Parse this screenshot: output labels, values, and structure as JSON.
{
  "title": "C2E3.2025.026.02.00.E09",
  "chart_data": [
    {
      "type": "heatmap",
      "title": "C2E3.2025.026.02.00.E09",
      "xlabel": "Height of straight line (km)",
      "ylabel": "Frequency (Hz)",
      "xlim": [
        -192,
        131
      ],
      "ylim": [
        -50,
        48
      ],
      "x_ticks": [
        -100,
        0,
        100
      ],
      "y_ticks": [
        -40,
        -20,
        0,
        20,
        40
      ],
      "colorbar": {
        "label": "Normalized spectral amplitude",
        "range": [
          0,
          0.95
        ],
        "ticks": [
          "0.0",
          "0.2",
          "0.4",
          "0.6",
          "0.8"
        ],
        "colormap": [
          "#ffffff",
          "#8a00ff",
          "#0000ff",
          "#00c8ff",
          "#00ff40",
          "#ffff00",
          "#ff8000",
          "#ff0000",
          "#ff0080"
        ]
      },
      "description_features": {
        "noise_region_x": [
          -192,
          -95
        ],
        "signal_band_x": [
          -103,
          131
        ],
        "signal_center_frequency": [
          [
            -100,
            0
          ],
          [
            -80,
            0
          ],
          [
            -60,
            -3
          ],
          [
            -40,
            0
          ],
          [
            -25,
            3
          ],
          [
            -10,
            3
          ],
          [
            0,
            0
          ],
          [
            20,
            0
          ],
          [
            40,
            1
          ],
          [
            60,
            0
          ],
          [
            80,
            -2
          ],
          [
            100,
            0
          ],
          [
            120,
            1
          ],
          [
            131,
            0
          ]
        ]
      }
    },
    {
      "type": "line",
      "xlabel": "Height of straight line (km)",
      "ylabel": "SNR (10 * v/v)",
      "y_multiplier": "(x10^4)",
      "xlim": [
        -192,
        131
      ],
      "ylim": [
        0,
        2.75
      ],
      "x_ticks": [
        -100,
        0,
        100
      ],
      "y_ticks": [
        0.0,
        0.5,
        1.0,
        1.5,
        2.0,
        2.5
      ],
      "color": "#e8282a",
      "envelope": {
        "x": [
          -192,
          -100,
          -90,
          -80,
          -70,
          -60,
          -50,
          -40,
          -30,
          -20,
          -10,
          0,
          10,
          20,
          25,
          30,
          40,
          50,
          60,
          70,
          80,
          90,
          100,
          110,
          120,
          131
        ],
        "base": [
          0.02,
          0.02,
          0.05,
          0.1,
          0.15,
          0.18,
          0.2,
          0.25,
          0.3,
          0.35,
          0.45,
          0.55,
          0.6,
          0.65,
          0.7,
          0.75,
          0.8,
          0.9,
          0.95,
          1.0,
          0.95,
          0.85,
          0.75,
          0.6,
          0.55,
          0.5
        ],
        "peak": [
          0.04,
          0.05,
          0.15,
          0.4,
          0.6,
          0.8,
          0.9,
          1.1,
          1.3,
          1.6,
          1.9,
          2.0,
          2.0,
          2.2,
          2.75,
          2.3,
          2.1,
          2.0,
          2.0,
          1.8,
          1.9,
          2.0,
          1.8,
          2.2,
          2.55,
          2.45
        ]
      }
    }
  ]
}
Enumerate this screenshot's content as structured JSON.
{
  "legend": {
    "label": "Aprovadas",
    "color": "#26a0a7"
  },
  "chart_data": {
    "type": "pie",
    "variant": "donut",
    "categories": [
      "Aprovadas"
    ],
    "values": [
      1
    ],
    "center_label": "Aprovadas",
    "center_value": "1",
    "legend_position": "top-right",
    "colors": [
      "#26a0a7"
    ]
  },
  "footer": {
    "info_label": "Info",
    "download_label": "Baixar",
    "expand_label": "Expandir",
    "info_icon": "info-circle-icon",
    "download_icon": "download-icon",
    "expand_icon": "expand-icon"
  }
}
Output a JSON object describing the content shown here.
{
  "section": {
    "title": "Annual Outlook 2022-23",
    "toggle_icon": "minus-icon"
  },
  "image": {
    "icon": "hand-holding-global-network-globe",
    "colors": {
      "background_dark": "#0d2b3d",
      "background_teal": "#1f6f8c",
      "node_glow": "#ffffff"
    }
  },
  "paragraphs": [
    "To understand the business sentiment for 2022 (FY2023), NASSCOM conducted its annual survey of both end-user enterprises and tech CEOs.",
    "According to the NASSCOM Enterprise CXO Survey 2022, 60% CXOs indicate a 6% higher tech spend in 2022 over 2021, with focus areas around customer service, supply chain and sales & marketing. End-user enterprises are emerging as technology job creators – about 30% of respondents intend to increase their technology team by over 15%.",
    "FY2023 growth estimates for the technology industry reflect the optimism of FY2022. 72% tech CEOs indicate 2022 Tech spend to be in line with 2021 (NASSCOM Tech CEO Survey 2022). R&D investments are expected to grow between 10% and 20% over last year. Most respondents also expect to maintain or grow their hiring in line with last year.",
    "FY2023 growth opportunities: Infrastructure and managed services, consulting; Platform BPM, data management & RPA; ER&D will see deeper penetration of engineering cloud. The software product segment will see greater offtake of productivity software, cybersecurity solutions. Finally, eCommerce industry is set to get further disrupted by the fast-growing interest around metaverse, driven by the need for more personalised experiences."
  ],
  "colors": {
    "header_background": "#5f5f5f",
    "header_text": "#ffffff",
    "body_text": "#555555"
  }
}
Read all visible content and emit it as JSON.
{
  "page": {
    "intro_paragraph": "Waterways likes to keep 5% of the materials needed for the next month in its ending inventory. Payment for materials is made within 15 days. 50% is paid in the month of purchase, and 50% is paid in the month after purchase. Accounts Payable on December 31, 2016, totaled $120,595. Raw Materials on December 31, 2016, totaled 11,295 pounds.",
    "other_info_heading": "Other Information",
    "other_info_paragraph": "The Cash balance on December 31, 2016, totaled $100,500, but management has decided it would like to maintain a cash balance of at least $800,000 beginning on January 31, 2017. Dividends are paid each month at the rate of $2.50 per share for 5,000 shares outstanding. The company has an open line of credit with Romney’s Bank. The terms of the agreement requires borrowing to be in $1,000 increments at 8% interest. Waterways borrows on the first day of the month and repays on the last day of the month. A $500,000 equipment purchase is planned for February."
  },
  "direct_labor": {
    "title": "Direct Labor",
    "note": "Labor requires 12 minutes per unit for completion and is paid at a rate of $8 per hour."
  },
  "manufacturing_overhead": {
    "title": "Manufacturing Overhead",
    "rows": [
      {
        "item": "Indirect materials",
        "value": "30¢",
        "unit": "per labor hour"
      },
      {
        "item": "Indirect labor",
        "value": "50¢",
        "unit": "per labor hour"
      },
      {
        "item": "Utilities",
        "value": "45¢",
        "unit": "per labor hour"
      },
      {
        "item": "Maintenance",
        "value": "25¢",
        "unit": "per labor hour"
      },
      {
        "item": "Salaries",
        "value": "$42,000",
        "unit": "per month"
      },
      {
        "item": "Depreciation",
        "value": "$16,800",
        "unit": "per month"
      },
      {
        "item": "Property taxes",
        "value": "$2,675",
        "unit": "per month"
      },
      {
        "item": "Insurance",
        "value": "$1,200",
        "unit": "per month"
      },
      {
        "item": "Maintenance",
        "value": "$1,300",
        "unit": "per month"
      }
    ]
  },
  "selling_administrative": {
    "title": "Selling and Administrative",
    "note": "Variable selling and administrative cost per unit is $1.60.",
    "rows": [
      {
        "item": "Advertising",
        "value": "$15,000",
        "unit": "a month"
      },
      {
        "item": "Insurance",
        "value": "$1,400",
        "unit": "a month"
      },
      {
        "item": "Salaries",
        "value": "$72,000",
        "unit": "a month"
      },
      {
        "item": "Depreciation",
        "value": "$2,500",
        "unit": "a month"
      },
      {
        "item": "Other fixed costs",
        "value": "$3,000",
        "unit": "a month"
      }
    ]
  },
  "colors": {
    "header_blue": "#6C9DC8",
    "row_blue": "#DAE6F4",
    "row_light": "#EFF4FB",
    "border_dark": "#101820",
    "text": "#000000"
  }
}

**Task goal**
Filter the records, keeping only lines that contain "ffffff", and show those lines.

**Output of the task**
          "#ffffff",
      "node_glow": "#ffffff"
    "header_text": "#ffffff",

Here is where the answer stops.